[Begin Listed entries]

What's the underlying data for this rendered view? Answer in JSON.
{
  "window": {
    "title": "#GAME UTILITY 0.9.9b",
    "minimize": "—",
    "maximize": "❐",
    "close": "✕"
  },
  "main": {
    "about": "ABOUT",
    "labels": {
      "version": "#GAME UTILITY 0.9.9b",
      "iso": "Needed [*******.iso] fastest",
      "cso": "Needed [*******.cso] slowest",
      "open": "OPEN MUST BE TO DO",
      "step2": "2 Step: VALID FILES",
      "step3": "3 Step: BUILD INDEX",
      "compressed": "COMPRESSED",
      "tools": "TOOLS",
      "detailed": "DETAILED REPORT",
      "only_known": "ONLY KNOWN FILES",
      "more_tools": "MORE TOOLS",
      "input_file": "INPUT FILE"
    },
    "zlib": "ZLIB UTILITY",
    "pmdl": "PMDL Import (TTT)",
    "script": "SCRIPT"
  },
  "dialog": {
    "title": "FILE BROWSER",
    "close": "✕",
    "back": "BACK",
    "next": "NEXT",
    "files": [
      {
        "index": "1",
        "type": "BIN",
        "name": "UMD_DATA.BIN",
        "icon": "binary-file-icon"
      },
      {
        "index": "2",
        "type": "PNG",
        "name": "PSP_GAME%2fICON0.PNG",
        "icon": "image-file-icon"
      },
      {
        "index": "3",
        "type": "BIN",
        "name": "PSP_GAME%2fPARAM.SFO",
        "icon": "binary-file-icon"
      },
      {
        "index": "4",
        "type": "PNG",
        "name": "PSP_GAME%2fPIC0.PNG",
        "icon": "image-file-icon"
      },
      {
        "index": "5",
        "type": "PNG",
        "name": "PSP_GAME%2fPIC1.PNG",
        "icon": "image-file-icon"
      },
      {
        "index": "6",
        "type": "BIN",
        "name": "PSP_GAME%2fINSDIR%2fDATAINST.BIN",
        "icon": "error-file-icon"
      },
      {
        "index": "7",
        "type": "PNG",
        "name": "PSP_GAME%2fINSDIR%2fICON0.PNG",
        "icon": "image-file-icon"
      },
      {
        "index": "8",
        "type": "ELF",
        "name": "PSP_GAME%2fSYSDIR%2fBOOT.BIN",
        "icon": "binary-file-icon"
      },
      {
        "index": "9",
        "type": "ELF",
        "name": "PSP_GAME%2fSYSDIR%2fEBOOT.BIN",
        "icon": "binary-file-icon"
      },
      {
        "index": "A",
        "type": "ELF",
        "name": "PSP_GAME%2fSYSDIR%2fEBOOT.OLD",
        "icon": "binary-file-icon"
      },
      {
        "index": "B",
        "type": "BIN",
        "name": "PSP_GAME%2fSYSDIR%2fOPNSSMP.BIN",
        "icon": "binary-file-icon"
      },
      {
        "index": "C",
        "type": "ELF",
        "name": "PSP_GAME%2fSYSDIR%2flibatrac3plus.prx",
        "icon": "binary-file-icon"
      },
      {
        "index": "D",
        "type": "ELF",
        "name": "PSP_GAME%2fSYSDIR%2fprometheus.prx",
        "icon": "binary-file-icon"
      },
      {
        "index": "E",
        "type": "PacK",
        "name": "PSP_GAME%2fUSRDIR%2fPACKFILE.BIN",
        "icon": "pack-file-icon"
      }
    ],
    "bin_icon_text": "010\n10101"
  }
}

[End Listed entries]

Task requirements - From the records above, pull out every line containing the word "Needed".

Reply to the task -
      "iso": "Needed [*******.iso] fastest",
      "cso": "Needed [*******.cso] slowest",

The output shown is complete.